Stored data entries

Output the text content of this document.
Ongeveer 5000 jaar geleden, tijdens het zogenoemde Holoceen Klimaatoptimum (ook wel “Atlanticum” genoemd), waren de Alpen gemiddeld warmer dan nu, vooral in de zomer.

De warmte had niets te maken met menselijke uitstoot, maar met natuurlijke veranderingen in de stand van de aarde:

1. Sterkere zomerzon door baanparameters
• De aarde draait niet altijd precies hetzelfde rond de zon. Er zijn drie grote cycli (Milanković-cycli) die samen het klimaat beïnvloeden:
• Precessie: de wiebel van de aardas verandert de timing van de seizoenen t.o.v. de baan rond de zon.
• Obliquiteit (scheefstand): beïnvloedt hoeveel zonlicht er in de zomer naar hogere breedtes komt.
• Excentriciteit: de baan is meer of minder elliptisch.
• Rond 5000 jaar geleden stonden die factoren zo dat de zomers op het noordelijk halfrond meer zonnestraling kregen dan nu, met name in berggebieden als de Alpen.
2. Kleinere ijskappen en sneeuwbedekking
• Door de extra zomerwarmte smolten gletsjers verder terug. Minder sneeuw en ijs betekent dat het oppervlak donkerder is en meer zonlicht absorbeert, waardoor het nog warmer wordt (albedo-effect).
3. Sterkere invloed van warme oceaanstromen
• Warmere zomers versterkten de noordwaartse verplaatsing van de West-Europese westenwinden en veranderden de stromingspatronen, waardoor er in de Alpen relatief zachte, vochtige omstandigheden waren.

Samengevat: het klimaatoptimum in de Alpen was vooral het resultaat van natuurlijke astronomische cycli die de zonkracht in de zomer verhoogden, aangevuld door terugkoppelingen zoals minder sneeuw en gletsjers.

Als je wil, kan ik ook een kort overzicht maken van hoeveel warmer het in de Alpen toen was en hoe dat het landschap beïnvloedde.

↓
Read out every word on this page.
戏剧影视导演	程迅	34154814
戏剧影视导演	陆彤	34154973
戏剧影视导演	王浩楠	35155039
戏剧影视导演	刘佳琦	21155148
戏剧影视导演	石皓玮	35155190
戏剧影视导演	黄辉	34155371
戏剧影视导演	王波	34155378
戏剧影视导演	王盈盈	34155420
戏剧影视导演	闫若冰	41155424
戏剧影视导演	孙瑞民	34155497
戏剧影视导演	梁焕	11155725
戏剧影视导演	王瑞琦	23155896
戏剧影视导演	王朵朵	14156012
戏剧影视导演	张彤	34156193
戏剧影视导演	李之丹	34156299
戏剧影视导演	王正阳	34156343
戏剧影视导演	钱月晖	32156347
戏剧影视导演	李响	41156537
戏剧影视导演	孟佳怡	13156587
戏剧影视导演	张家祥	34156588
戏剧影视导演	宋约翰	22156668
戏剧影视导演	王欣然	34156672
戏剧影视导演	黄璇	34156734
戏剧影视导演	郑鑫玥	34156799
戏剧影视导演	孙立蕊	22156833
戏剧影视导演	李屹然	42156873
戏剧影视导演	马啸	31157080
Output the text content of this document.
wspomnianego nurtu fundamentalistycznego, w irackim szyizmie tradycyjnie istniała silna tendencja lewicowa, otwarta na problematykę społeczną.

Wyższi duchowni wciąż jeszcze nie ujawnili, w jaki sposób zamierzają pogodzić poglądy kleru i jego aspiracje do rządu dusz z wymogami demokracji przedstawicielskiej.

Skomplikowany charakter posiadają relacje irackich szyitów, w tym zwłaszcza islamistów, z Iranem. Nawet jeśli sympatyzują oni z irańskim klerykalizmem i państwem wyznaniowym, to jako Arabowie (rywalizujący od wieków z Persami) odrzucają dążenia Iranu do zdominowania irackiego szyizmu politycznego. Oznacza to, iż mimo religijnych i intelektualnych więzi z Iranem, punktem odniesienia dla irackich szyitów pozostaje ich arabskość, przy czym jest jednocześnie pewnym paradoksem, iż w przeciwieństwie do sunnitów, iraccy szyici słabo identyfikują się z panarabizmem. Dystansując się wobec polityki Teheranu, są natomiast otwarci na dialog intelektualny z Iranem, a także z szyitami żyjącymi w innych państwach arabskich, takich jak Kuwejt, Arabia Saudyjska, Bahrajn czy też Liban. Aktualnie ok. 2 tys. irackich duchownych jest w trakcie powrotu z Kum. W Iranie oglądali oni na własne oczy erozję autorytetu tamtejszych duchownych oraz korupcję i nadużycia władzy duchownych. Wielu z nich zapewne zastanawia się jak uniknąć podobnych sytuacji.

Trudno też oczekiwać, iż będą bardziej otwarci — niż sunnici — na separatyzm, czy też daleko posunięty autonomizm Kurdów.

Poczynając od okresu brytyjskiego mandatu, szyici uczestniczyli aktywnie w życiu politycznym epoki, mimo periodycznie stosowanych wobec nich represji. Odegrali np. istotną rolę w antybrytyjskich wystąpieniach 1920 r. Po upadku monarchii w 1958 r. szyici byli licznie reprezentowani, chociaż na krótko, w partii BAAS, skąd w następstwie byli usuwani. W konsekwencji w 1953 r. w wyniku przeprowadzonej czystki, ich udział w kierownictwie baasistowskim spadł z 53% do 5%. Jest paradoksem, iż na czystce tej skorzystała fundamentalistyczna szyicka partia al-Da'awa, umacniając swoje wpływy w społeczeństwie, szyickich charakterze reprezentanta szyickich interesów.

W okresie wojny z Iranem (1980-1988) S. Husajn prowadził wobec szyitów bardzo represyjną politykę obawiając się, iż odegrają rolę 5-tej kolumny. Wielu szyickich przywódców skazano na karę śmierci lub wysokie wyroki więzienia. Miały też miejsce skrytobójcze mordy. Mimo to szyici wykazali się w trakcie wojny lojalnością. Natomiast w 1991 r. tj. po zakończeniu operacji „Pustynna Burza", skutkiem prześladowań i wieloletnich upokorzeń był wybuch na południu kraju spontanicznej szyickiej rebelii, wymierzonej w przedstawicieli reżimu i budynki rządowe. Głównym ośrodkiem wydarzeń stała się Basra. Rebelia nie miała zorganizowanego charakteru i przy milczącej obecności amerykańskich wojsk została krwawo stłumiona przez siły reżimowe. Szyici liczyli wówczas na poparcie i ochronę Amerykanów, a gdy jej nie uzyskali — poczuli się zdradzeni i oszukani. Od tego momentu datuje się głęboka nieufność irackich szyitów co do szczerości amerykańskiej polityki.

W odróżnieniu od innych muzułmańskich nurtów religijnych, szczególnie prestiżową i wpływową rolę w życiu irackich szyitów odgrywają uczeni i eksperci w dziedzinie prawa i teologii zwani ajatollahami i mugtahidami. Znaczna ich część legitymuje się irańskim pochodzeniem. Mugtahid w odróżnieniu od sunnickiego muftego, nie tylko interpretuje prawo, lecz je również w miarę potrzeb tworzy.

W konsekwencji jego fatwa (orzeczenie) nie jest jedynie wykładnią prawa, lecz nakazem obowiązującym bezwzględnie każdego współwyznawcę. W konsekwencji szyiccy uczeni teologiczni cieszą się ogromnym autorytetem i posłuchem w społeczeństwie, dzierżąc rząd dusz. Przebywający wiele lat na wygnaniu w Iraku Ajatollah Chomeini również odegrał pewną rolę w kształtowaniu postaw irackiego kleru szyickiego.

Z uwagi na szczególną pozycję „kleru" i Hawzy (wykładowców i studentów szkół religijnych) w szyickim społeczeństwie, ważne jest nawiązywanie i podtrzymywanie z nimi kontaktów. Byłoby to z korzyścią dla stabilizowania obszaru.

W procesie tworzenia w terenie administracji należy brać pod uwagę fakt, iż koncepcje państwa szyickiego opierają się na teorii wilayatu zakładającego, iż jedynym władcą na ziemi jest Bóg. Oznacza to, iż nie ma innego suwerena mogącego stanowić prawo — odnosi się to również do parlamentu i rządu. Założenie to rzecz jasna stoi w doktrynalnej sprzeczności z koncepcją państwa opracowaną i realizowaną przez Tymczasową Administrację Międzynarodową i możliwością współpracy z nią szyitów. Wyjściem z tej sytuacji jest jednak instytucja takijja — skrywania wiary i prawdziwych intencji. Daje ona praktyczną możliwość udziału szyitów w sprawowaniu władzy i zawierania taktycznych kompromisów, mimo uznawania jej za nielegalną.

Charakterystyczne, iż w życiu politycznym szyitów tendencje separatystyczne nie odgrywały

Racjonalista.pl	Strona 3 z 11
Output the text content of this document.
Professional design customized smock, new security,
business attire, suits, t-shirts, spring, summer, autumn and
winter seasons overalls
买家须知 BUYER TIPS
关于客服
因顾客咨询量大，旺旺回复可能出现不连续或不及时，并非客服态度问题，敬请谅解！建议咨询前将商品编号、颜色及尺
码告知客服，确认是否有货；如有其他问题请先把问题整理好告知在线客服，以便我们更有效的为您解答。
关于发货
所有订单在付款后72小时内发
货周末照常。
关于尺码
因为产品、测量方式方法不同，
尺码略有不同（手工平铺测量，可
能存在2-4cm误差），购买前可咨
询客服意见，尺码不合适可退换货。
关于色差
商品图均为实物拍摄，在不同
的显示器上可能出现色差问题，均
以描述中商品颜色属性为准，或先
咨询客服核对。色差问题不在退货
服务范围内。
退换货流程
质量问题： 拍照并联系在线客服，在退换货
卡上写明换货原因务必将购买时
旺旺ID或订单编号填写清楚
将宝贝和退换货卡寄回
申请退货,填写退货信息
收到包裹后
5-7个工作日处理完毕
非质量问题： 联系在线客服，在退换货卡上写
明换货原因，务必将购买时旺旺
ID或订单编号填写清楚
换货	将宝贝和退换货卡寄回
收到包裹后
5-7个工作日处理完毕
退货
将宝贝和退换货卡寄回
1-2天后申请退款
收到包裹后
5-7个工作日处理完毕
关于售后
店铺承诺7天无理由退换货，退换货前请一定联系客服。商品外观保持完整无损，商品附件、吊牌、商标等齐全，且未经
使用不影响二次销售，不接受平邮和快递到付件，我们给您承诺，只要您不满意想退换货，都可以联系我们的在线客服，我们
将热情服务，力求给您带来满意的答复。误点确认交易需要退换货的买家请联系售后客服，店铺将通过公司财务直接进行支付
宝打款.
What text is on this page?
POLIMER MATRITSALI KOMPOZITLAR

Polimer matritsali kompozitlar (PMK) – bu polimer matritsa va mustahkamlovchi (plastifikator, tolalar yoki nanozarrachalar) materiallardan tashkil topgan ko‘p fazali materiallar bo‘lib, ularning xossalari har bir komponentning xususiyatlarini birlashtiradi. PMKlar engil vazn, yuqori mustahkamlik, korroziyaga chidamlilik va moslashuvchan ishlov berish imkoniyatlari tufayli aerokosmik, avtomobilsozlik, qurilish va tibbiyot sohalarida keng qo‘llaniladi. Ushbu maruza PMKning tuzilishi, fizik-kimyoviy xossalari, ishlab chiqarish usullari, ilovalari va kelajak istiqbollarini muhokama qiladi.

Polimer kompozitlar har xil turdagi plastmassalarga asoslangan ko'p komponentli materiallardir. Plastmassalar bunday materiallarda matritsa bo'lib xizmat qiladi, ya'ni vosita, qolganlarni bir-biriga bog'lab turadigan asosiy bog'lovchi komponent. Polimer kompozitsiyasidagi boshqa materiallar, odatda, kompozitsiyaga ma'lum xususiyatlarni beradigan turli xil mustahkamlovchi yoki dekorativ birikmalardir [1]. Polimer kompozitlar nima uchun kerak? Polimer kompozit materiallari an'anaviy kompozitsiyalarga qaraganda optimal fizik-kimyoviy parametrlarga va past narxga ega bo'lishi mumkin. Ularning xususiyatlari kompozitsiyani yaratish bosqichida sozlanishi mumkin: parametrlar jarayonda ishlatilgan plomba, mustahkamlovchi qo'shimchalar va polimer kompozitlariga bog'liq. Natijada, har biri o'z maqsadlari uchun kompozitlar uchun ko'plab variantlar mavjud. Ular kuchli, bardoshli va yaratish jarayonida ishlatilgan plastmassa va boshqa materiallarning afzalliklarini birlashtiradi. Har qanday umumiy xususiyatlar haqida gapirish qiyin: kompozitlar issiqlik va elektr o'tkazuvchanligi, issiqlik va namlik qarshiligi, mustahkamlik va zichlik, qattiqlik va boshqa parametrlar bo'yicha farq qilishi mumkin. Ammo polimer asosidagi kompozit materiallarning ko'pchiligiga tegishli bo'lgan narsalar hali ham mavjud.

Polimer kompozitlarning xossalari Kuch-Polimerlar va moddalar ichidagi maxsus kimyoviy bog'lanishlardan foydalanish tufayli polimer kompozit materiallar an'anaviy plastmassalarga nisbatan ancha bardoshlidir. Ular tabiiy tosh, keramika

## Exercise objective
List every line above that contains the word "prawa".

## Right answer
W odróżnieniu od innych muzułmańskich nurtów religijnych, szczególnie prestiżową i wpływową rolę w życiu irackich szyitów odgrywają uczeni i eksperci w dziedzinie prawa i teologii zwani ajatollahami i mugtahidami. Znaczna ich część legitymuje się irańskim pochodzeniem. Mugtahid w odróżnieniu od sunnickiego muftego, nie tylko interpretuje prawo, lecz je również w miarę potrzeb tworzy.
W konsekwencji jego fatwa (orzeczenie) nie jest jedynie wykładnią prawa, lecz nakazem obowiązującym bezwzględnie każdego współwyznawcę. W konsekwencji szyiccy uczeni teologiczni cieszą się ogromnym autorytetem i posłuchem w społeczeństwie, dzierżąc rząd dusz. Przebywający wiele lat na wygnaniu w Iraku Ajatollah Chomeini również odegrał pewną rolę w kształtowaniu postaw irackiego kleru szyickiego.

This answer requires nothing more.